▸ Instructions to follow
Gather from the material every line that contains the string "plus".

▸ Input material

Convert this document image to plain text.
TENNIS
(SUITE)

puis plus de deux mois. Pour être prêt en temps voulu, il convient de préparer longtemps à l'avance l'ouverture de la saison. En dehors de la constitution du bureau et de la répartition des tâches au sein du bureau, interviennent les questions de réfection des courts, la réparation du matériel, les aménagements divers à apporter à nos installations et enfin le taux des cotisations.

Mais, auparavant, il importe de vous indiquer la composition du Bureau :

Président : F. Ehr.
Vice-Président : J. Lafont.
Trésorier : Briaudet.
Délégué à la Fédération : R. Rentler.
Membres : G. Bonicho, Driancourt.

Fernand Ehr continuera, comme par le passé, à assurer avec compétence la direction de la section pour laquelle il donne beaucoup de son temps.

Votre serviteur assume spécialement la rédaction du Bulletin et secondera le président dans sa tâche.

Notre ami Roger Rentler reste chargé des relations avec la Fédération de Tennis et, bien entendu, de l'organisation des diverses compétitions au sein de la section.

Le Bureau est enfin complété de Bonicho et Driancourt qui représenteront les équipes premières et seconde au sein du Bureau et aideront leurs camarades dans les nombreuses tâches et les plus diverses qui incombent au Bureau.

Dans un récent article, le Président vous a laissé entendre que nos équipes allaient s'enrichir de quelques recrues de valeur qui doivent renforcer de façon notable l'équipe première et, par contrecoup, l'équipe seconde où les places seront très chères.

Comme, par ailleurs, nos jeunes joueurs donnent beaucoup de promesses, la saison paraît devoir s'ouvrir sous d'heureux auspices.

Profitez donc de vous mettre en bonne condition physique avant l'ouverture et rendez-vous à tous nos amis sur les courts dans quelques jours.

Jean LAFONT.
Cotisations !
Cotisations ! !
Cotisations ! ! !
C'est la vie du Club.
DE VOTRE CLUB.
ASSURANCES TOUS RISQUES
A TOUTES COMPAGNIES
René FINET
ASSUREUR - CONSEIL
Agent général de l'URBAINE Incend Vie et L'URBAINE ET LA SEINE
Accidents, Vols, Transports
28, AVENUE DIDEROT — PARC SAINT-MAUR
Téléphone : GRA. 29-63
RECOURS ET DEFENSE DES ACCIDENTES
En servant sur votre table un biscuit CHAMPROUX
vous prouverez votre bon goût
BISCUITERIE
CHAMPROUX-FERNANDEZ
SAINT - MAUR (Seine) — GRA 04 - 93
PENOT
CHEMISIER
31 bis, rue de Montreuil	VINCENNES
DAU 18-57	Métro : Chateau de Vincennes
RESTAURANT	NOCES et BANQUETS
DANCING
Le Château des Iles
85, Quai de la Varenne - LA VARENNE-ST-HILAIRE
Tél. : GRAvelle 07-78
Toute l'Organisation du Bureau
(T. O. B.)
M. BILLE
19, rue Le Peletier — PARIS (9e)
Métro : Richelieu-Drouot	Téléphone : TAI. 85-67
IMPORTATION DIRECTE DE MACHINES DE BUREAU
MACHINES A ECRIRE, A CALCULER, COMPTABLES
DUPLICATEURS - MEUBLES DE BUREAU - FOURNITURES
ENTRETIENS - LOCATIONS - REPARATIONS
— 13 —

▸ Solution for this task
puis plus de deux mois. Pour être prêt en temps voulu, il convient de préparer longtemps à l'avance l'ouverture de la saison. En dehors de la constitution du bureau et de la répartition des tâches au sein du bureau, interviennent les questions de réfection des courts, la réparation du matériel, les aménagements divers à apporter à nos installations et enfin le taux des cotisations.
Le Bureau est enfin complété de Bonicho et Driancourt qui représenteront les équipes premières et seconde au sein du Bureau et aideront leurs camarades dans les nombreuses tâches et les plus diverses qui incombent au Bureau.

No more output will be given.